▶ Your goal:
In the entries below, find the lines with the word "ホノルル" and copy them.

____ Supplied entries

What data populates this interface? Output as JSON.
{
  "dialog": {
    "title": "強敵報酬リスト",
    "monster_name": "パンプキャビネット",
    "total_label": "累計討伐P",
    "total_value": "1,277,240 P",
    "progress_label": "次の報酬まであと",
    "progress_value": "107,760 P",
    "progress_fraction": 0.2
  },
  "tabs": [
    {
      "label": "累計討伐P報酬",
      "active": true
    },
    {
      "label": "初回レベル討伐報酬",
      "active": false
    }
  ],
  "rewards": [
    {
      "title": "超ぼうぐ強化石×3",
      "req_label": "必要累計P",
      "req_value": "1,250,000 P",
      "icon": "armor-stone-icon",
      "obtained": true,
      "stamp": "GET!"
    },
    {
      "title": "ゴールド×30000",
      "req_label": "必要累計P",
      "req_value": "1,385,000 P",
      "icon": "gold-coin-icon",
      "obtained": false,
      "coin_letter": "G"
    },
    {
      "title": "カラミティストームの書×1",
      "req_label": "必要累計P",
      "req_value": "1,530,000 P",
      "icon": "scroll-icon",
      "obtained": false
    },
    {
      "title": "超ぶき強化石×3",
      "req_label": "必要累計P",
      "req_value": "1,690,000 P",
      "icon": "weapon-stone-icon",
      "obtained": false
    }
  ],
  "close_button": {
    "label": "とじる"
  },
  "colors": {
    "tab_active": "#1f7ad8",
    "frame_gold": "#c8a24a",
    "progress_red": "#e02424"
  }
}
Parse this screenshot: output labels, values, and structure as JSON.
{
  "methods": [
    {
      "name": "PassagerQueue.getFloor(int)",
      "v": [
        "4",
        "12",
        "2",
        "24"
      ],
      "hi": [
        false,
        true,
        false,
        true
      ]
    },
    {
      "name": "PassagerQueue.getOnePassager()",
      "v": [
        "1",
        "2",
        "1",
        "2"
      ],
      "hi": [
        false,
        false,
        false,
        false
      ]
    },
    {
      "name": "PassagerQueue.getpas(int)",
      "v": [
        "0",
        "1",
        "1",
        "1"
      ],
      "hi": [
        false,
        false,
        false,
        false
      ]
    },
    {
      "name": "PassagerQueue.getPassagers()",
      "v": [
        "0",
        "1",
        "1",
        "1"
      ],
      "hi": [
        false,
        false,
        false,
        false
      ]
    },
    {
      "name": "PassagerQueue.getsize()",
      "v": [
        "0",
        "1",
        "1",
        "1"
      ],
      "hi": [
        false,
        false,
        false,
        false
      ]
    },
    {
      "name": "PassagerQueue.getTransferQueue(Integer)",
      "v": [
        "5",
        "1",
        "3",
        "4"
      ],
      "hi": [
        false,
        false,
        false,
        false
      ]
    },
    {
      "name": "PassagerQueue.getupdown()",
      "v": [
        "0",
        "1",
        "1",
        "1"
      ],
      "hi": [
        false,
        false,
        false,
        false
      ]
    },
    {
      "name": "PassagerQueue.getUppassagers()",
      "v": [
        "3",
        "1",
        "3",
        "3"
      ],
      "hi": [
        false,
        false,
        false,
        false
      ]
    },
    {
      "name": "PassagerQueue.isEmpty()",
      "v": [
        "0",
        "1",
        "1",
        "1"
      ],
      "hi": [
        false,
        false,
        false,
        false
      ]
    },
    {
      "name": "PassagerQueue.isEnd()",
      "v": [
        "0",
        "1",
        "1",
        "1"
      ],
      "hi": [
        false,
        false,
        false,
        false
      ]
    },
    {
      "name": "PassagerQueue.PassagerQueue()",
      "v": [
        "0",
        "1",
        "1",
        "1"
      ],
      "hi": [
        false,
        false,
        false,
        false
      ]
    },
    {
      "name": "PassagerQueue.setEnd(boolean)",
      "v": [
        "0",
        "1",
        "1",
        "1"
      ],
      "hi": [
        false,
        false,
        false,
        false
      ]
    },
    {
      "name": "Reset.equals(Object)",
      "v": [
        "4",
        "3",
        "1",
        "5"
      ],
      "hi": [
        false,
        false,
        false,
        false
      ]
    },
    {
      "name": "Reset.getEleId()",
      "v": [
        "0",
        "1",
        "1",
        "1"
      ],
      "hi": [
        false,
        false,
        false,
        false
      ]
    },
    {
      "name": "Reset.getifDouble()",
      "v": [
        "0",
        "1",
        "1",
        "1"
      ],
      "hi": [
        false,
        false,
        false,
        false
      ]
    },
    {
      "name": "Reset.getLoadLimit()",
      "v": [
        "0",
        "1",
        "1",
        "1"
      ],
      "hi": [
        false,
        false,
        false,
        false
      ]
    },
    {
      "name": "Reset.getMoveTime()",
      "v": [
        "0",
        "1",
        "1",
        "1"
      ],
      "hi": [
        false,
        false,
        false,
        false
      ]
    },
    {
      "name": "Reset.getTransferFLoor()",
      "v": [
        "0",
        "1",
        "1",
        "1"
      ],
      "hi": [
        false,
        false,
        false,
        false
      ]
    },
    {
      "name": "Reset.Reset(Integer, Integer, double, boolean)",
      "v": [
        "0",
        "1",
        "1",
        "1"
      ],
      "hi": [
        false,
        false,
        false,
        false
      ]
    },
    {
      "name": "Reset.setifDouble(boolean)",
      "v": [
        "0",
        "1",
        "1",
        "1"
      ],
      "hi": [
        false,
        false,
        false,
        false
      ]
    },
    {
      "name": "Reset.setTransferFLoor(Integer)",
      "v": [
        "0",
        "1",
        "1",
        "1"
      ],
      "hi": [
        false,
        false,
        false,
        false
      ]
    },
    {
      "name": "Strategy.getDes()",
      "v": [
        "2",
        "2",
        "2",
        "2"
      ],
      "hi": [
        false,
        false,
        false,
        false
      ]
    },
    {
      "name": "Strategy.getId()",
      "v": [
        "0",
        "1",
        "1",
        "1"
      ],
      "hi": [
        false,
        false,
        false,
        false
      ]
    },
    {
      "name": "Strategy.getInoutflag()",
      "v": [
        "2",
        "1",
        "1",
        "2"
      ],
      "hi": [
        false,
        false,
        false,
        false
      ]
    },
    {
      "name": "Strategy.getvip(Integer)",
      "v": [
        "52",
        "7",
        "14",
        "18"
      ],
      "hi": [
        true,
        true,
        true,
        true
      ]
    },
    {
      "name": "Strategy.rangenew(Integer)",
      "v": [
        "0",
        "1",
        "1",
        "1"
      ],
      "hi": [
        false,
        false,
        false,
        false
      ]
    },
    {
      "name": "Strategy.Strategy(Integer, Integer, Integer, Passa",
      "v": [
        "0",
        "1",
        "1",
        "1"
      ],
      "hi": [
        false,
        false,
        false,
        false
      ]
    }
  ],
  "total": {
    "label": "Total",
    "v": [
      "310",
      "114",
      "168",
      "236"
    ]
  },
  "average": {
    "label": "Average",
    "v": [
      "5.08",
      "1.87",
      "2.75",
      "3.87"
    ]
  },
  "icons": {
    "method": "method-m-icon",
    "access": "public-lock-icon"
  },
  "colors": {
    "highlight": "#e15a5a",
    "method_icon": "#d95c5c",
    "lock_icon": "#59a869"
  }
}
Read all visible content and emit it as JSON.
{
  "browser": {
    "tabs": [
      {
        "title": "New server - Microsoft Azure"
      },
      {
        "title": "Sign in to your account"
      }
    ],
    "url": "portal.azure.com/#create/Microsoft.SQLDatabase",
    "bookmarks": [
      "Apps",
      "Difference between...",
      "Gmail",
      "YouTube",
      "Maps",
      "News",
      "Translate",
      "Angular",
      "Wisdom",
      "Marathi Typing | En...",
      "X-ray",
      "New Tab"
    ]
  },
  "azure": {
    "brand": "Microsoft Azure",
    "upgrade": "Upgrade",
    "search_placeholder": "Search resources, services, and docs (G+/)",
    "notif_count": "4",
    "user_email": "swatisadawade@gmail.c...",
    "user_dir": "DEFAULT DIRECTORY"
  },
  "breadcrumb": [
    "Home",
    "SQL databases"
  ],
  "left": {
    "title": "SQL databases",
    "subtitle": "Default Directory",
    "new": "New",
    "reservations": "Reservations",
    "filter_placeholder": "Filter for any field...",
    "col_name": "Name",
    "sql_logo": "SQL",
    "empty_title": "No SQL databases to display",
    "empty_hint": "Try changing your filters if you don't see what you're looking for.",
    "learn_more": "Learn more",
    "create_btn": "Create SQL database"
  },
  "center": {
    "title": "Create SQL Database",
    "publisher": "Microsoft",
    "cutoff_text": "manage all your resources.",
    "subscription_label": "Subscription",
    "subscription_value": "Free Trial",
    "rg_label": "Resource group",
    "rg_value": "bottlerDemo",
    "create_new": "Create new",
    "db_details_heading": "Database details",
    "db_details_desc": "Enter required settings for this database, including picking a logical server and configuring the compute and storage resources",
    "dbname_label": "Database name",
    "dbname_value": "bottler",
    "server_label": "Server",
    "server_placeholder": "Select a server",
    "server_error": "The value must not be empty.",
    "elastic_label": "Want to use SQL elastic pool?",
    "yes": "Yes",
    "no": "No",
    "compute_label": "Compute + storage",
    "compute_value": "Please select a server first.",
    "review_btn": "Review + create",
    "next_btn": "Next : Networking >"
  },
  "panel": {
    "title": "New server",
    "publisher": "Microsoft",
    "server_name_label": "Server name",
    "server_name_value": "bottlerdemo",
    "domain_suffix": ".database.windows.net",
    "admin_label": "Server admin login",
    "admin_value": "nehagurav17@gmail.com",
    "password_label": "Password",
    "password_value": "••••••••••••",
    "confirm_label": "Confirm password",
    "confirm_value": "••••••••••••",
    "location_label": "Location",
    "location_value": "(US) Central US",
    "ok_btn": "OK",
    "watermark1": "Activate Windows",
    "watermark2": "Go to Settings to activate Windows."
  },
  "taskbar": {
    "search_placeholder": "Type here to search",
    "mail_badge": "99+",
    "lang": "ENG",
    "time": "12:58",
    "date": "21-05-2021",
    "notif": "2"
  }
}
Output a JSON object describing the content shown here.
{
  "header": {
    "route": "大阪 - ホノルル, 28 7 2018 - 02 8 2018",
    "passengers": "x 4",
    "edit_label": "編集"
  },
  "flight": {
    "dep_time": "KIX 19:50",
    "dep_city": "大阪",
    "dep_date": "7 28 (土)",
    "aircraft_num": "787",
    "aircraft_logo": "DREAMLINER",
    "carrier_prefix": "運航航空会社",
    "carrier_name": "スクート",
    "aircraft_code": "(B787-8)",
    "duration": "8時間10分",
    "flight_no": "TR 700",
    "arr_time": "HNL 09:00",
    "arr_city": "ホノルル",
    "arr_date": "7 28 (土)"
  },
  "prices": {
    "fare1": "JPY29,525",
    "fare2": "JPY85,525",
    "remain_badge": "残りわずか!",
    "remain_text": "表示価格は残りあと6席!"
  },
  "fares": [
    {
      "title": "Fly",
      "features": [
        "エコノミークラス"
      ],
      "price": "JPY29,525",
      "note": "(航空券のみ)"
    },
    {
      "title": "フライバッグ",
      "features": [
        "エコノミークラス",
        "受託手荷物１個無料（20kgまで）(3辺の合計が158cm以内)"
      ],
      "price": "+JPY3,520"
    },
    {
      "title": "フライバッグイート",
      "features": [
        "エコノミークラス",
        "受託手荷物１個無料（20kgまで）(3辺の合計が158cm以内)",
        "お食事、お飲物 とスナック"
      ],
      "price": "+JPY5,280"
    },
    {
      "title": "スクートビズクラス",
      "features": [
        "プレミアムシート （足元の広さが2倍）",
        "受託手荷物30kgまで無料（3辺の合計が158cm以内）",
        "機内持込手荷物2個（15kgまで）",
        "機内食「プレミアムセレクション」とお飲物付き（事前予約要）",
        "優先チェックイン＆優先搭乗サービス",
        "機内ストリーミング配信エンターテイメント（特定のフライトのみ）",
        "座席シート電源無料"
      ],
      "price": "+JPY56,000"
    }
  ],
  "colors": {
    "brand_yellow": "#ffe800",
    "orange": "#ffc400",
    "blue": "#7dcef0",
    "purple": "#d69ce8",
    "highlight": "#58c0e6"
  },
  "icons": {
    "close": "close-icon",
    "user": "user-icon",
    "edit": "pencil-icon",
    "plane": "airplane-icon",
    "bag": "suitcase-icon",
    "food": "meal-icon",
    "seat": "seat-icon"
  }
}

________

▶ Answer below:
    "route": "大阪 - ホノルル, 28 7 2018 - 02 8 2018",
    "arr_city": "ホノルル",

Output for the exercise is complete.